Stated goal:
Return each line of the records holding the string "this".
==*==
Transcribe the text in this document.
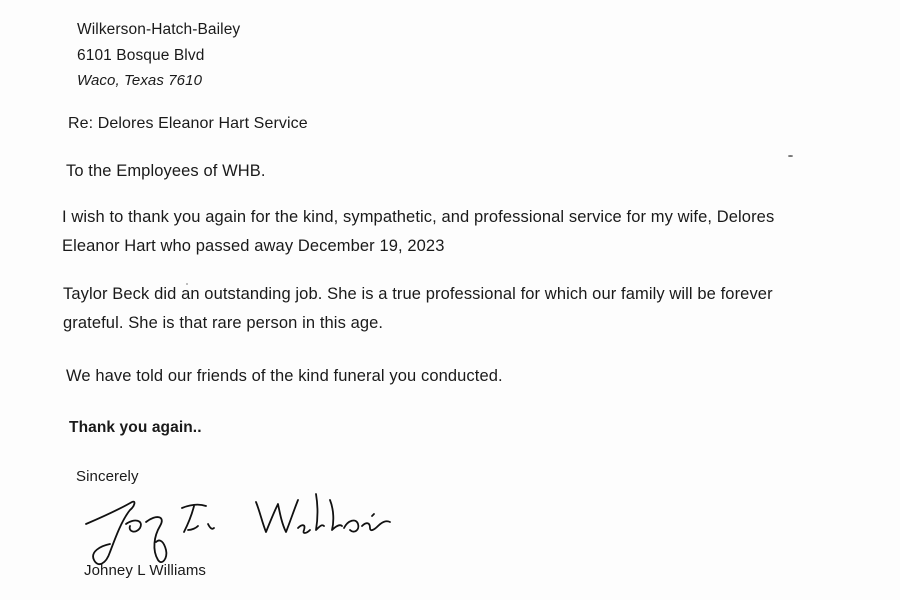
Wilkerson-Hatch-Bailey
6101 Bosque Blvd
Waco, Texas 7610
Re: Delores Eleanor Hart Service
To the Employees of WHB.
I wish to thank you again for the kind, sympathetic, and professional service for my wife, Delores
Eleanor Hart who passed away December 19, 2023
Taylor Beck did an outstanding job. She is a true professional for which our family will be forever
grateful. She is that rare person in this age.
We have told our friends of the kind funeral you conducted.
Thank you again..
Sincerely
Johney L Williams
==*==
Solution to the exercise:
Transcribe the text in this document.
grateful. She is that rare person in this age.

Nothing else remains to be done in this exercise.